# GUESS watch movements? Does anybody knowmore about them?



## Ilovewatchess (Dec 30, 2010)

For instance W13530G1 - it looks good, but what about movement? They only say Japanesse quartz, but if I want more specific details? At least the brand of movement.. Does anybody know anything about it? 
Thank you


----------



## never_keeps_time (Nov 12, 2009)

From what I can deduce from the image of the watch it looks like it uses a pulsar movement where the second hand is the actual second hand instead of being in the sub dials I'm seeing this movement being used more and more instead of the miyota movements because the miyota movement is just cheaper to replace than repair. So IMO I believe it's gonna use the same chrono movement in the newer fossils


----------



## Ilovewatchess (Dec 30, 2010)

never_keeps_time said:


> From what I can deduce from the image of the watch it looks like it uses a pulsar movement where the second hand is the actual second hand instead of being in the sub dials *I'm seeing this movement being used more and more instead of the miyota movements because the miyota movement is just cheaper to replace than repair*. So IMO I believe it's gonna use the same chrono movement in the newer fossils


Hi. I am not sure I follow (bolded part). Are you saying that pulsar movement is used because its cheaper to repair than miyota? Meaning its cheaper for watch brand to offer guarantee and fix it if its broken?

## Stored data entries
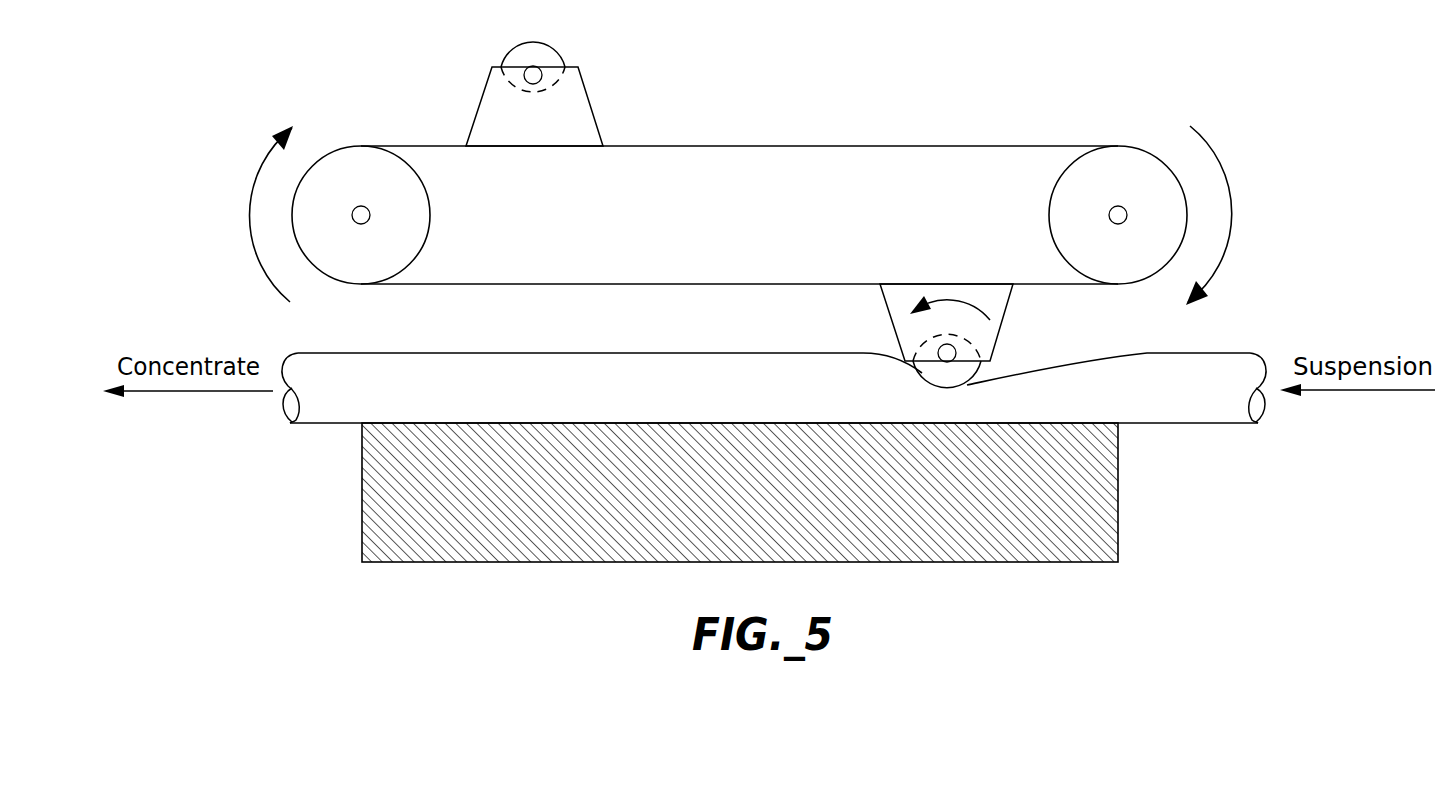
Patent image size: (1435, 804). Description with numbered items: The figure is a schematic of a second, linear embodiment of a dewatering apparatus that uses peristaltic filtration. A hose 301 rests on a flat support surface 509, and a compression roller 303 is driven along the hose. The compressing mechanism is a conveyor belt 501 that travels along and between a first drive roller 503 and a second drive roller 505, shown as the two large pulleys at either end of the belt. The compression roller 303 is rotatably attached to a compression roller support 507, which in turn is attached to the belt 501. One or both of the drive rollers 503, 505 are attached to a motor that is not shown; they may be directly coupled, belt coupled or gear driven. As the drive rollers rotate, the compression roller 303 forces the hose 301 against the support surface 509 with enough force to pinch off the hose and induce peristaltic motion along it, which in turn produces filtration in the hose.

The conveyor belt 501 is at (913, 145).
The first drive roller 503 is at (1118, 205).
The second drive roller 505 is at (362, 205).
The compression roller support 507 is at (1003, 327).
The hose 301 is at (335, 409).
The compression roller 303 is at (983, 368).
The support surface 509 is at (400, 423).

## THINGS TO DO
**1.** In the forum thread about GUESS watch movements, what watch model does the first post give as an example?
**2.** Go on with the forum thread about GUESS watch movements from the point where it stops.
The records stand apart from the thread and are separate material.

## OUTPUTS FOR THE TASKS
**1.** W13530G1

**2.**
How about the overall price - is pulsar or miota movement cheaper?


----------



## never_keeps_time (Nov 12, 2009)

Well tue pulsar movement is fixable / more expensive for the movement while the miyota movement is not repairable: cheaper to replace than find the problem

I hope this clears it up.

But overall they both are great movements however they both have their ups and downs for each movement


----------



## Ilovewatchess (Dec 30, 2010)

Makes sense. Now if there would be an opportunity to be 100% sure its pulsar movement..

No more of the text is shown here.